### Data provided
◇ ◇ ◇ ◇

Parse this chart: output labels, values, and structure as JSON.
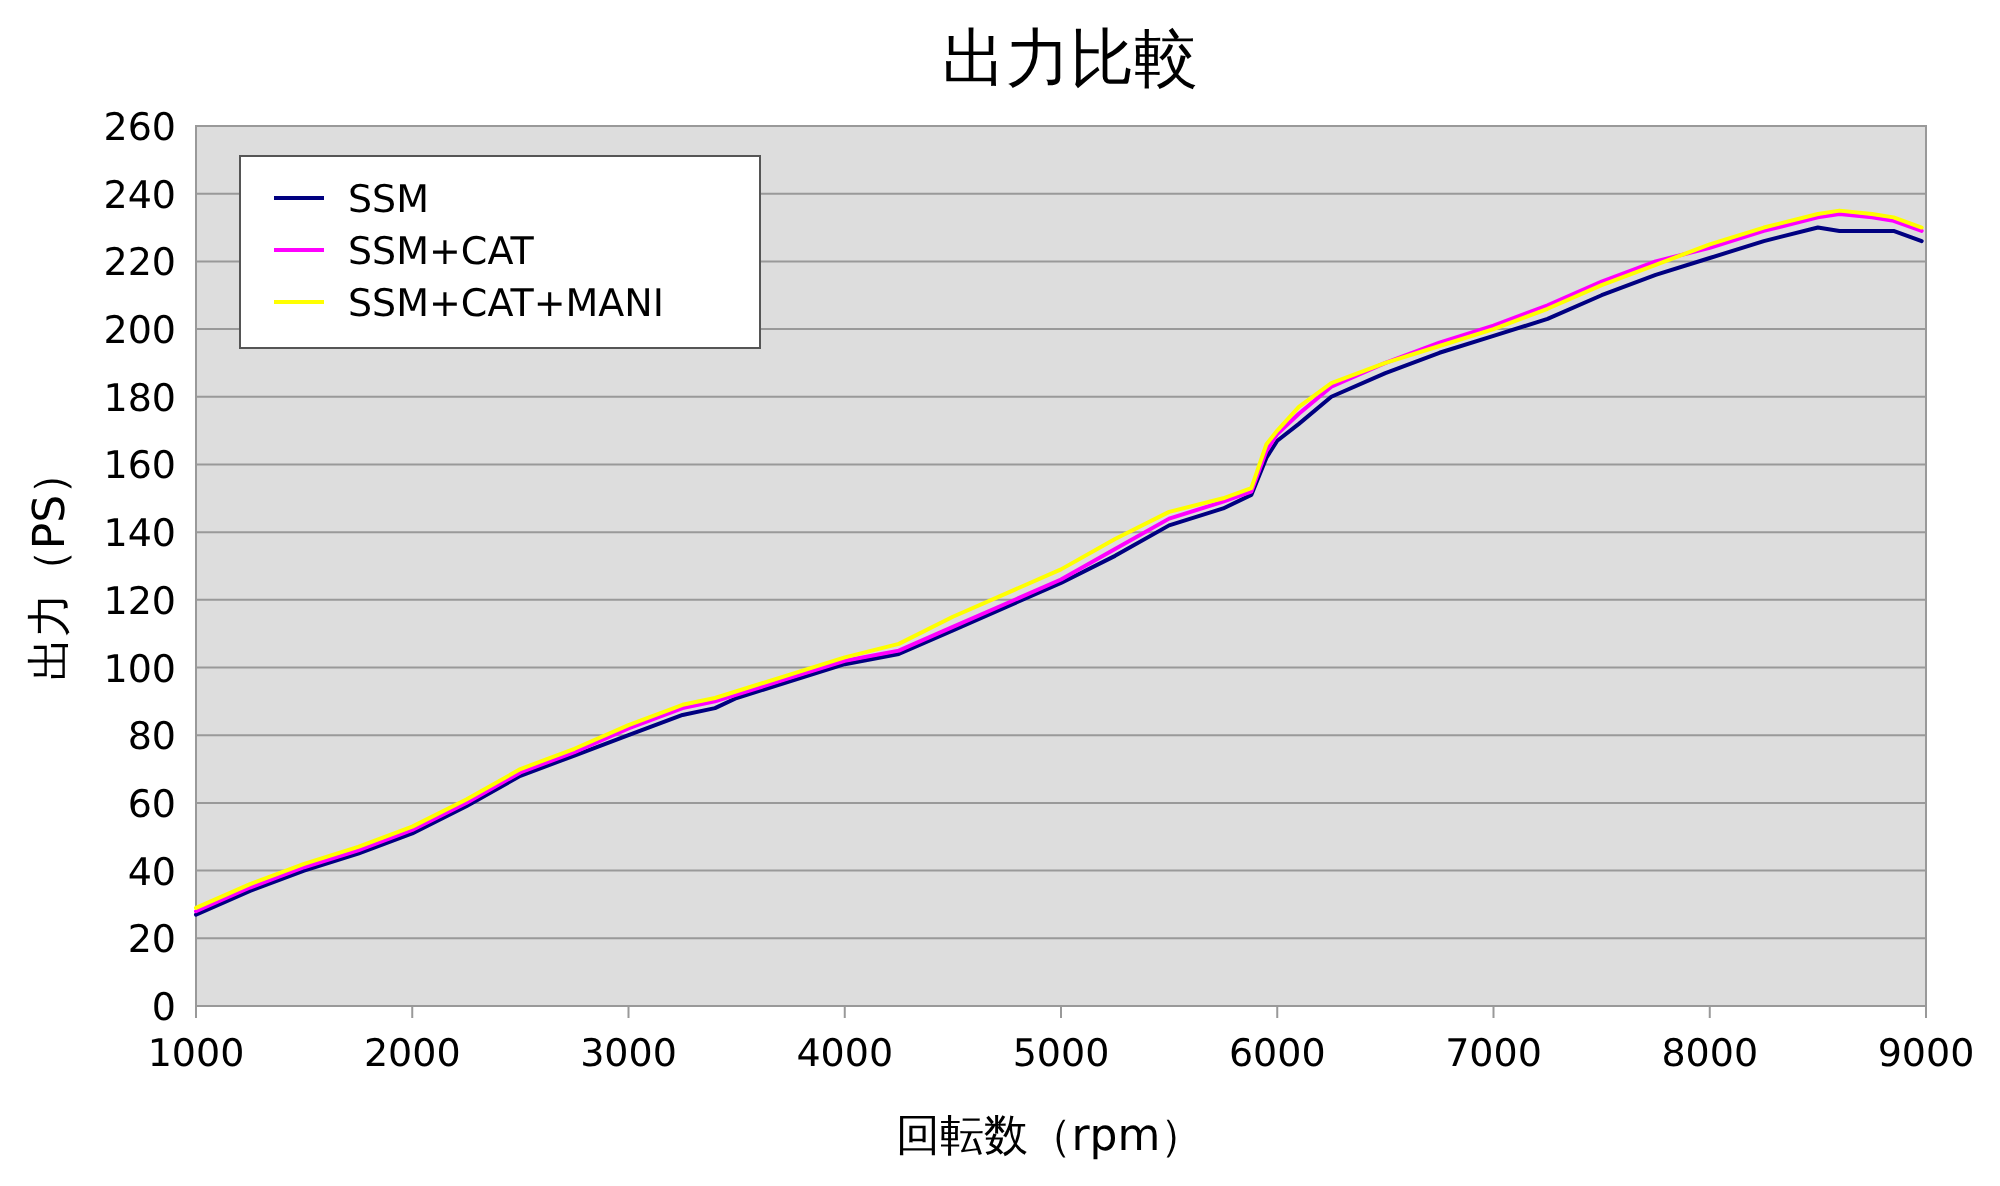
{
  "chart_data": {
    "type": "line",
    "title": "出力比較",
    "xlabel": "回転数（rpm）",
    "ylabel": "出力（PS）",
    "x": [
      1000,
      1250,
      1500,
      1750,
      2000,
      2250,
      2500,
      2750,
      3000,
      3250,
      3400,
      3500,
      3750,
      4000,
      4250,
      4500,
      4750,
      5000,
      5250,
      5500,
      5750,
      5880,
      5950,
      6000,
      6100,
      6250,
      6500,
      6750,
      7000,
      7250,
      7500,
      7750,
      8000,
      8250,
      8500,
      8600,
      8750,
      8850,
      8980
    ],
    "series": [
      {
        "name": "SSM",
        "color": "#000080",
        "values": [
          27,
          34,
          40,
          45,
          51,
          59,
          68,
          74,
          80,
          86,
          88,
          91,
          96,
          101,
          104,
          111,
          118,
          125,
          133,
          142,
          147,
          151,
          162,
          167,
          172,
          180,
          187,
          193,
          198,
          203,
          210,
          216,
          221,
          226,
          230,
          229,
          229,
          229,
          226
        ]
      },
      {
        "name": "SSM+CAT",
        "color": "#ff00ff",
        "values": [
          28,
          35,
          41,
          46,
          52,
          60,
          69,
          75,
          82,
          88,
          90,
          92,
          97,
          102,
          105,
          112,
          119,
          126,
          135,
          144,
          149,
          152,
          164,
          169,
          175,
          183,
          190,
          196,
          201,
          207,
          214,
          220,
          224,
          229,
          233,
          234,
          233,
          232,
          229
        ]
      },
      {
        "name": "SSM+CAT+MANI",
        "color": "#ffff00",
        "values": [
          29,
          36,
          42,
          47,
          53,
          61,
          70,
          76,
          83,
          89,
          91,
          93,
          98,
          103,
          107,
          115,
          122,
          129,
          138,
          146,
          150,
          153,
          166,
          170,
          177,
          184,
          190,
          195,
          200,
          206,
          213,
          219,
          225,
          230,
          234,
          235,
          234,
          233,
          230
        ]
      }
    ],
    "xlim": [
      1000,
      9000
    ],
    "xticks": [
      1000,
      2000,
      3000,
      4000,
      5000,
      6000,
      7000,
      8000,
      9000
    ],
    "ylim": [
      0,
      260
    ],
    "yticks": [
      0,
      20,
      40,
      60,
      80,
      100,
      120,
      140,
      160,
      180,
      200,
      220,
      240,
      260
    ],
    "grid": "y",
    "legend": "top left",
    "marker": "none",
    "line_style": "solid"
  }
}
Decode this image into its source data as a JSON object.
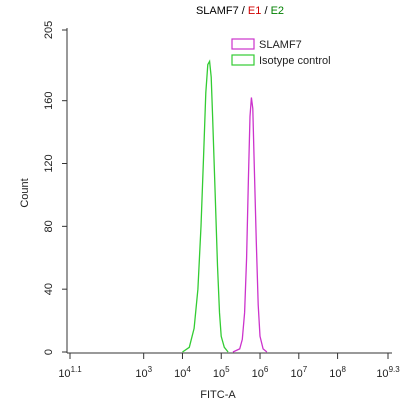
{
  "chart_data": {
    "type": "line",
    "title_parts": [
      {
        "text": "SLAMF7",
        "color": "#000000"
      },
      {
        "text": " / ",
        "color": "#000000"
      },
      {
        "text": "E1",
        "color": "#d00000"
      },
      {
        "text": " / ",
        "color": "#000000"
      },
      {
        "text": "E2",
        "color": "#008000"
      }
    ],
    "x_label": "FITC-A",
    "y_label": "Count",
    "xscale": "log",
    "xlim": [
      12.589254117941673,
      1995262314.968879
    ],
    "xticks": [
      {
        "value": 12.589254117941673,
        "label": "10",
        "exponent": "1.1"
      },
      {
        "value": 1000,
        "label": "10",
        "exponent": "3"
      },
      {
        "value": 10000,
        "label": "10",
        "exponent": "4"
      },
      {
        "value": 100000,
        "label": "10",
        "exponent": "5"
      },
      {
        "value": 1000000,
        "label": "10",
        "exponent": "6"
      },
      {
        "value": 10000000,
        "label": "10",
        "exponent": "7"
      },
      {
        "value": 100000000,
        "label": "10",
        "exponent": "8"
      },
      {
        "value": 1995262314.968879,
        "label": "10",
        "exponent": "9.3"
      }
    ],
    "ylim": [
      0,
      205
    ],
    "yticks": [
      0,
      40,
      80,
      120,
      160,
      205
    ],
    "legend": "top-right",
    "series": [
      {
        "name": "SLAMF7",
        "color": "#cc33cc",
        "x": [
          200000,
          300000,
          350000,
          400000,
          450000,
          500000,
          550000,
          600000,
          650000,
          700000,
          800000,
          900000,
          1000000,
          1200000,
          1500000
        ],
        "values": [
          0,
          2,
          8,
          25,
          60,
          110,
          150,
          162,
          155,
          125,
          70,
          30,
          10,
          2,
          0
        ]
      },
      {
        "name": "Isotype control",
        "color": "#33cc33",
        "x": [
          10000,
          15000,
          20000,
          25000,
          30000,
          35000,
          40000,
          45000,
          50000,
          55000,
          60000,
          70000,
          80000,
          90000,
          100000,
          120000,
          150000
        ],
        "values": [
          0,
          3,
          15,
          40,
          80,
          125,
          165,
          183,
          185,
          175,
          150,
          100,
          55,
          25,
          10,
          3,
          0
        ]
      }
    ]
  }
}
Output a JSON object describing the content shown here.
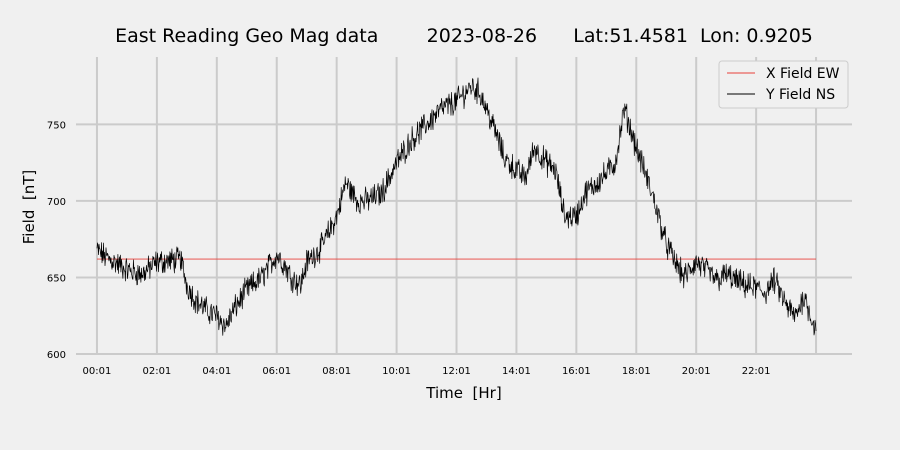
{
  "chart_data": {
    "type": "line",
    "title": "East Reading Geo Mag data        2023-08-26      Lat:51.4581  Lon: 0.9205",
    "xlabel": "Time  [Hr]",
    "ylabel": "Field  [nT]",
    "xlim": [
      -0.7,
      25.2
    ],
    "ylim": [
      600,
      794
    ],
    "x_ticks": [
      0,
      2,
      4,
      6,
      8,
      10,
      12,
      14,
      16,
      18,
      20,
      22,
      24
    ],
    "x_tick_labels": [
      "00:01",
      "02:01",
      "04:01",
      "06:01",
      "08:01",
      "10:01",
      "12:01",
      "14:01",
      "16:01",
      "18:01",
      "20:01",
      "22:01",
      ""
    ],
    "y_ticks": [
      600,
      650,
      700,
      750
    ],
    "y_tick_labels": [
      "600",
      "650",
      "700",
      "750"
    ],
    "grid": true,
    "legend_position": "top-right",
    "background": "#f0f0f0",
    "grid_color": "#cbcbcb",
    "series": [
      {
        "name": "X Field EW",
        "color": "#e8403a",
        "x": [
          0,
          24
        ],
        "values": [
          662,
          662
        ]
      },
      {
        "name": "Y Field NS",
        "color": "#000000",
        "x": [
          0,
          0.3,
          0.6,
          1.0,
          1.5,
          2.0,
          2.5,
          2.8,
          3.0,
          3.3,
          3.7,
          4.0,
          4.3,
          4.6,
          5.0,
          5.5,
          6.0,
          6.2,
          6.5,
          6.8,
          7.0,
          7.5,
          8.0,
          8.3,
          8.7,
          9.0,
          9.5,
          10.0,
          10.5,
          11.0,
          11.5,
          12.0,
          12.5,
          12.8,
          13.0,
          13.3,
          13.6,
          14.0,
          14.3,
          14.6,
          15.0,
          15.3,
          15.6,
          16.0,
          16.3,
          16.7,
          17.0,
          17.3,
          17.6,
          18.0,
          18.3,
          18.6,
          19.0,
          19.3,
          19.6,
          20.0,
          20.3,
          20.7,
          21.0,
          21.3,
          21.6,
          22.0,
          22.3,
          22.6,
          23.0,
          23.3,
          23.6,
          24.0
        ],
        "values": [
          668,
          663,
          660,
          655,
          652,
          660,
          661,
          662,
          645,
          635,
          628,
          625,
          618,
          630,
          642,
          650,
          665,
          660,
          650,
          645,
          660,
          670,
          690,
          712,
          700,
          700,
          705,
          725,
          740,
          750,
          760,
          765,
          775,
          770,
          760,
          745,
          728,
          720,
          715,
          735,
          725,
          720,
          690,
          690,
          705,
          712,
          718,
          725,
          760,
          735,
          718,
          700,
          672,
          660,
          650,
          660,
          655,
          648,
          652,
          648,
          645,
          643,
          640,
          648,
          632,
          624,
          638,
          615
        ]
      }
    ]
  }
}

◇ ◇ ◇ ◇

### Requirements
Leave the pictures out and write out every entry exactly as given.

### Written reply
Parse this chart: output labels, values, and structure as JSON.
{
  "chart_data": {
    "type": "line",
    "title": "出力比較",
    "xlabel": "回転数（rpm）",
    "ylabel": "出力（PS）",
    "x": [
      1000,
      1250,
      1500,
      1750,
      2000,
      2250,
      2500,
      2750,
      3000,
      3250,
      3400,
      3500,
      3750,
      4000,
      4250,
      4500,
      4750,
      5000,
      5250,
      5500,
      5750,
      5880,
      5950,
      6000,
      6100,
      6250,
      6500,
      6750,
      7000,
      7250,
      7500,
      7750,
      8000,
      8250,
      8500,
      8600,
      8750,
      8850,
      8980
    ],
    "series": [
      {
        "name": "SSM",
        "color": "#000080",
        "values": [
          27,
          34,
          40,
          45,
          51,
          59,
          68,
          74,
          80,
          86,
          88,
          91,
          96,
          101,
          104,
          111,
          118,
          125,
          133,
          142,
          147,
          151,
          162,
          167,
          172,
          180,
          187,
          193,
          198,
          203,
          210,
          216,
          221,
          226,
          230,
          229,
          229,
          229,
          226
        ]
      },
      {
        "name": "SSM+CAT",
        "color": "#ff00ff",
        "values": [
          28,
          35,
          41,
          46,
          52,
          60,
          69,
          75,
          82,
          88,
          90,
          92,
          97,
          102,
          105,
          112,
          119,
          126,
          135,
          144,
          149,
          152,
          164,
          169,
          175,
          183,
          190,
          196,
          201,
          207,
          214,
          220,
          224,
          229,
          233,
          234,
          233,
          232,
          229
        ]
      },
      {
        "name": "SSM+CAT+MANI",
        "color": "#ffff00",
        "values": [
          29,
          36,
          42,
          47,
          53,
          61,
          70,
          76,
          83,
          89,
          91,
          93,
          98,
          103,
          107,
          115,
          122,
          129,
          138,
          146,
          150,
          153,
          166,
          170,
          177,
          184,
          190,
          195,
          200,
          206,
          213,
          219,
          225,
          230,
          234,
          235,
          234,
          233,
          230
        ]
      }
    ],
    "xlim": [
      1000,
      9000
    ],
    "xticks": [
      1000,
      2000,
      3000,
      4000,
      5000,
      6000,
      7000,
      8000,
      9000
    ],
    "ylim": [
      0,
      260
    ],
    "yticks": [
      0,
      20,
      40,
      60,
      80,
      100,
      120,
      140,
      160,
      180,
      200,
      220,
      240,
      260
    ],
    "grid": "y",
    "legend": "top left",
    "marker": "none",
    "line_style": "solid"
  }
}
Decode this image into its source data as a JSON object.
{
  "chart_data": {
    "type": "line",
    "title_parts": [
      {
        "text": "SLAMF7",
        "color": "#000000"
      },
      {
        "text": " / ",
        "color": "#000000"
      },
      {
        "text": "E1",
        "color": "#d00000"
      },
      {
        "text": " / ",
        "color": "#000000"
      },
      {
        "text": "E2",
        "color": "#008000"
      }
    ],
    "x_label": "FITC-A",
    "y_label": "Count",
    "xscale": "log",
    "xlim": [
      12.589254117941673,
      1995262314.968879
    ],
    "xticks": [
      {
        "value": 12.589254117941673,
        "label": "10",
        "exponent": "1.1"
      },
      {
        "value": 1000,
        "label": "10",
        "exponent": "3"
      },
      {
        "value": 10000,
        "label": "10",
        "exponent": "4"
      },
      {
        "value": 100000,
        "label": "10",
        "exponent": "5"
      },
      {
        "value": 1000000,
        "label": "10",
        "exponent": "6"
      },
      {
        "value": 10000000,
        "label": "10",
        "exponent": "7"
      },
      {
        "value": 100000000,
        "label": "10",
        "exponent": "8"
      },
      {
        "value": 1995262314.968879,
        "label": "10",
        "exponent": "9.3"
      }
    ],
    "ylim": [
      0,
      205
    ],
    "yticks": [
      0,
      40,
      80,
      120,
      160,
      205
    ],
    "legend": "top-right",
    "series": [
      {
        "name": "SLAMF7",
        "color": "#cc33cc",
        "x": [
          200000,
          300000,
          350000,
          400000,
          450000,
          500000,
          550000,
          600000,
          650000,
          700000,
          800000,
          900000,
          1000000,
          1200000,
          1500000
        ],
        "values": [
          0,
          2,
          8,
          25,
          60,
          110,
          150,
          162,
          155,
          125,
          70,
          30,
          10,
          2,
          0
        ]
      },
      {
        "name": "Isotype control",
        "color": "#33cc33",
        "x": [
          10000,
          15000,
          20000,
          25000,
          30000,
          35000,
          40000,
          45000,
          50000,
          55000,
          60000,
          70000,
          80000,
          90000,
          100000,
          120000,
          150000
        ],
        "values": [
          0,
          3,
          15,
          40,
          80,
          125,
          165,
          183,
          185,
          175,
          150,
          100,
          55,
          25,
          10,
          3,
          0
        ]
      }
    ]
  }
}
Output a JSON object describing the content shown here.
{
  "chart_data": {
    "type": "line",
    "title": "East Reading Geo Mag data        2023-08-26      Lat:51.4581  Lon: 0.9205",
    "xlabel": "Time  [Hr]",
    "ylabel": "Field  [nT]",
    "xlim": [
      -0.7,
      25.2
    ],
    "ylim": [
      600,
      794
    ],
    "x_ticks": [
      0,
      2,
      4,
      6,
      8,
      10,
      12,
      14,
      16,
      18,
      20,
      22,
      24
    ],
    "x_tick_labels": [
      "00:01",
      "02:01",
      "04:01",
      "06:01",
      "08:01",
      "10:01",
      "12:01",
      "14:01",
      "16:01",
      "18:01",
      "20:01",
      "22:01",
      ""
    ],
    "y_ticks": [
      600,
      650,
      700,
      750
    ],
    "y_tick_labels": [
      "600",
      "650",
      "700",
      "750"
    ],
    "grid": true,
    "legend_position": "top-right",
    "background": "#f0f0f0",
    "grid_color": "#cbcbcb",
    "series": [
      {
        "name": "X Field EW",
        "color": "#e8403a",
        "x": [
          0,
          24
        ],
        "values": [
          662,
          662
        ]
      },
      {
        "name": "Y Field NS",
        "color": "#000000",
        "x": [
          0,
          0.3,
          0.6,
          1.0,
          1.5,
          2.0,
          2.5,
          2.8,
          3.0,
          3.3,
          3.7,
          4.0,
          4.3,
          4.6,
          5.0,
          5.5,
          6.0,
          6.2,
          6.5,
          6.8,
          7.0,
          7.5,
          8.0,
          8.3,
          8.7,
          9.0,
          9.5,
          10.0,
          10.5,
          11.0,
          11.5,
          12.0,
          12.5,
          12.8,
          13.0,
          13.3,
          13.6,
          14.0,
          14.3,
          14.6,
          15.0,
          15.3,
          15.6,
          16.0,
          16.3,
          16.7,
          17.0,
          17.3,
          17.6,
          18.0,
          18.3,
          18.6,
          19.0,
          19.3,
          19.6,
          20.0,
          20.3,
          20.7,
          21.0,
          21.3,
          21.6,
          22.0,
          22.3,
          22.6,
          23.0,
          23.3,
          23.6,
          24.0
        ],
        "values": [
          668,
          663,
          660,
          655,
          652,
          660,
          661,
          662,
          645,
          635,
          628,
          625,
          618,
          630,
          642,
          650,
          665,
          660,
          650,
          645,
          660,
          670,
          690,
          712,
          700,
          700,
          705,
          725,
          740,
          750,
          760,
          765,
          775,
          770,
          760,
          745,
          728,
          720,
          715,
          735,
          725,
          720,
          690,
          690,
          705,
          712,
          718,
          725,
          760,
          735,
          718,
          700,
          672,
          660,
          650,
          660,
          655,
          648,
          652,
          648,
          645,
          643,
          640,
          648,
          632,
          624,
          638,
          615
        ]
      }
    ]
  }
}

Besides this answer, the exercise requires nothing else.